**Brief**.
With the pictures omitted, write out the entries that follow exactly as they stand.

**Data rows**.

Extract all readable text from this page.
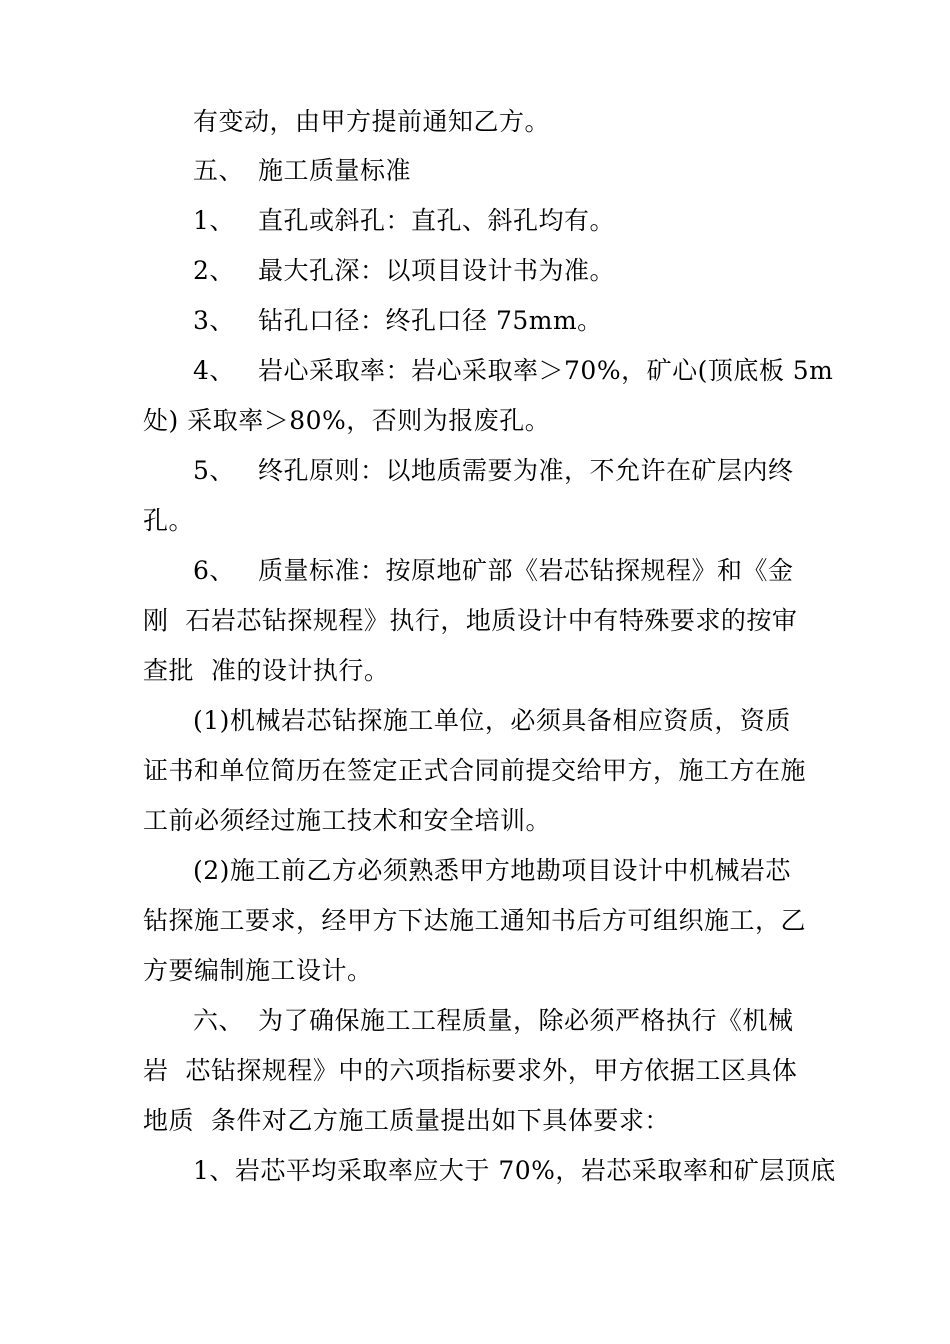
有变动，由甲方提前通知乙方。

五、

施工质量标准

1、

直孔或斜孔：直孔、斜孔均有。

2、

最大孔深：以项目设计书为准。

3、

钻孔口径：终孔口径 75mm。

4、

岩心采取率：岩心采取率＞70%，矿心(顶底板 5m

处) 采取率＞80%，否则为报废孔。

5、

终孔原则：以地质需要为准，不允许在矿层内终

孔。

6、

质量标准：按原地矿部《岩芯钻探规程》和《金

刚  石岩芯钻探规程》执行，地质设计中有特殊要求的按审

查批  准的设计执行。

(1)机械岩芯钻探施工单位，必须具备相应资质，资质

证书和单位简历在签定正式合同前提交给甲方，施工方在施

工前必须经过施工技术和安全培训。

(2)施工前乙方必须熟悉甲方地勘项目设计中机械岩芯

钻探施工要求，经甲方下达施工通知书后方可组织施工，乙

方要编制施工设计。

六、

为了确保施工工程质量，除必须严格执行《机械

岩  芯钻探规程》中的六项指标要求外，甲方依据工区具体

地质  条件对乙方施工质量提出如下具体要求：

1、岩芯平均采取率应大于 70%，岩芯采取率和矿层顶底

**Reply**.
Extract all readable text from this page.
有变动，由甲方提前通知乙方。

五、

施工质量标准

1、

直孔或斜孔：直孔、斜孔均有。

2、

最大孔深：以项目设计书为准。

3、

钻孔口径：终孔口径 75mm。

4、

岩心采取率：岩心采取率＞70%，矿心(顶底板 5m

处) 采取率＞80%，否则为报废孔。

5、

终孔原则：以地质需要为准，不允许在矿层内终

孔。

6、

质量标准：按原地矿部《岩芯钻探规程》和《金

刚  石岩芯钻探规程》执行，地质设计中有特殊要求的按审

查批  准的设计执行。

(1)机械岩芯钻探施工单位，必须具备相应资质，资质

证书和单位简历在签定正式合同前提交给甲方，施工方在施

工前必须经过施工技术和安全培训。

(2)施工前乙方必须熟悉甲方地勘项目设计中机械岩芯

钻探施工要求，经甲方下达施工通知书后方可组织施工，乙

方要编制施工设计。

六、

为了确保施工工程质量，除必须严格执行《机械

岩  芯钻探规程》中的六项指标要求外，甲方依据工区具体

地质  条件对乙方施工质量提出如下具体要求：

1、岩芯平均采取率应大于 70%，岩芯采取率和矿层顶底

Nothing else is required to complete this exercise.